§ **EXERCISE TASK**
Give back every line exactly as it appears, pictures excluded.

§ **GIVEN RECORDS**
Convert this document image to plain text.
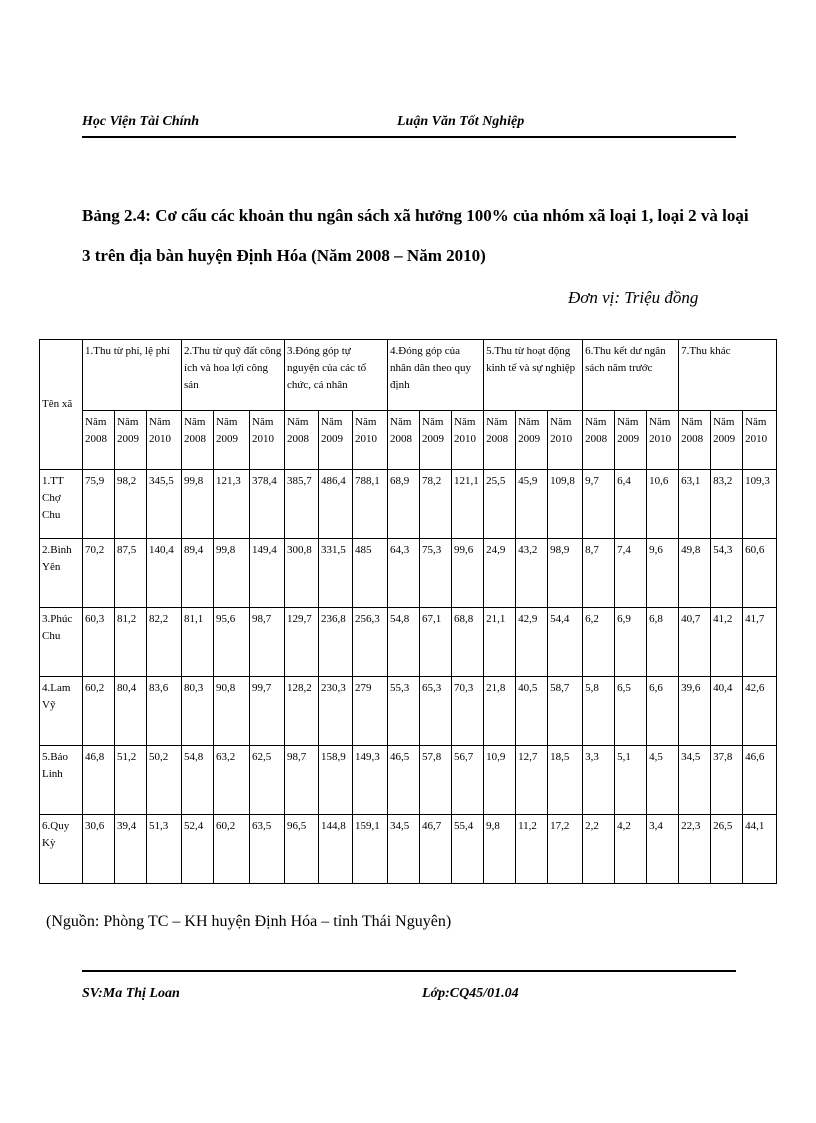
Học Viện Tài Chính	Luận Văn Tốt Nghiệp
Bảng 2.4: Cơ cấu các khoản thu ngân sách xã hưởng 100% của nhóm xã loại 1, loại 2 và loại 3 trên địa bàn huyện Định Hóa (Năm 2008 – Năm 2010)
Đơn vị: Triệu đồng
Tên xã	1.Thu từ phí, lệ phí			2.Thu từ quỹ đất công ích và hoa lợi công sản			3.Đóng góp tự nguyện của các tổ chức, cá nhân			4.Đóng góp của nhân dân theo quy định			5.Thu từ hoạt động kinh tế và sự nghiệp			6.Thu kết dư ngân sách năm trước			7.Thu khác		
	Năm 2008	Năm 2009	Năm 2010	Năm 2008	Năm 2009	Năm 2010	Năm 2008	Năm 2009	Năm 2010	Năm 2008	Năm 2009	Năm 2010	Năm 2008	Năm 2009	Năm 2010	Năm 2008	Năm 2009	Năm 2010	Năm 2008	Năm 2009	Năm 2010
1.TT Chợ Chu	75,9	98,2	345,5	99,8	121,3	378,4	385,7	486,4	788,1	68,9	78,2	121,1	25,5	45,9	109,8	9,7	6,4	10,6	63,1	83,2	109,3
2.Bình Yên	70,2	87,5	140,4	89,4	99,8	149,4	300,8	331,5	485	64,3	75,3	99,6	24,9	43,2	98,9	8,7	7,4	9,6	49,8	54,3	60,6
3.Phúc Chu	60,3	81,2	82,2	81,1	95,6	98,7	129,7	236,8	256,3	54,8	67,1	68,8	21,1	42,9	54,4	6,2	6,9	6,8	40,7	41,2	41,7
4.Lam Vỹ	60,2	80,4	83,6	80,3	90,8	99,7	128,2	230,3	279	55,3	65,3	70,3	21,8	40,5	58,7	5,8	6,5	6,6	39,6	40,4	42,6
5.Bảo Linh	46,8	51,2	50,2	54,8	63,2	62,5	98,7	158,9	149,3	46,5	57,8	56,7	10,9	12,7	18,5	3,3	5,1	4,5	34,5	37,8	46,6
6.Quy Kỳ	30,6	39,4	51,3	52,4	60,2	63,5	96,5	144,8	159,1	34,5	46,7	55,4	9,8	11,2	17,2	2,2	4,2	3,4	22,3	26,5	44,1
(Nguồn: Phòng TC – KH huyện Định Hóa – tỉnh Thái Nguyên)
SV:Ma Thị Loan	Lớp:CQ45/01.04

§ **RESULT FOR THIS EXERCISE**
Convert this document image to plain text.
Học Viện Tài Chính	Luận Văn Tốt Nghiệp
Bảng 2.4: Cơ cấu các khoản thu ngân sách xã hưởng 100% của nhóm xã loại 1, loại 2 và loại 3 trên địa bàn huyện Định Hóa (Năm 2008 – Năm 2010)
Đơn vị: Triệu đồng
Tên xã	1.Thu từ phí, lệ phí			2.Thu từ quỹ đất công ích và hoa lợi công sản			3.Đóng góp tự nguyện của các tổ chức, cá nhân			4.Đóng góp của nhân dân theo quy định			5.Thu từ hoạt động kinh tế và sự nghiệp			6.Thu kết dư ngân sách năm trước			7.Thu khác		
	Năm 2008	Năm 2009	Năm 2010	Năm 2008	Năm 2009	Năm 2010	Năm 2008	Năm 2009	Năm 2010	Năm 2008	Năm 2009	Năm 2010	Năm 2008	Năm 2009	Năm 2010	Năm 2008	Năm 2009	Năm 2010	Năm 2008	Năm 2009	Năm 2010
1.TT Chợ Chu	75,9	98,2	345,5	99,8	121,3	378,4	385,7	486,4	788,1	68,9	78,2	121,1	25,5	45,9	109,8	9,7	6,4	10,6	63,1	83,2	109,3
2.Bình Yên	70,2	87,5	140,4	89,4	99,8	149,4	300,8	331,5	485	64,3	75,3	99,6	24,9	43,2	98,9	8,7	7,4	9,6	49,8	54,3	60,6
3.Phúc Chu	60,3	81,2	82,2	81,1	95,6	98,7	129,7	236,8	256,3	54,8	67,1	68,8	21,1	42,9	54,4	6,2	6,9	6,8	40,7	41,2	41,7
4.Lam Vỹ	60,2	80,4	83,6	80,3	90,8	99,7	128,2	230,3	279	55,3	65,3	70,3	21,8	40,5	58,7	5,8	6,5	6,6	39,6	40,4	42,6
5.Bảo Linh	46,8	51,2	50,2	54,8	63,2	62,5	98,7	158,9	149,3	46,5	57,8	56,7	10,9	12,7	18,5	3,3	5,1	4,5	34,5	37,8	46,6
6.Quy Kỳ	30,6	39,4	51,3	52,4	60,2	63,5	96,5	144,8	159,1	34,5	46,7	55,4	9,8	11,2	17,2	2,2	4,2	3,4	22,3	26,5	44,1
(Nguồn: Phòng TC – KH huyện Định Hóa – tỉnh Thái Nguyên)
SV:Ma Thị Loan	Lớp:CQ45/01.04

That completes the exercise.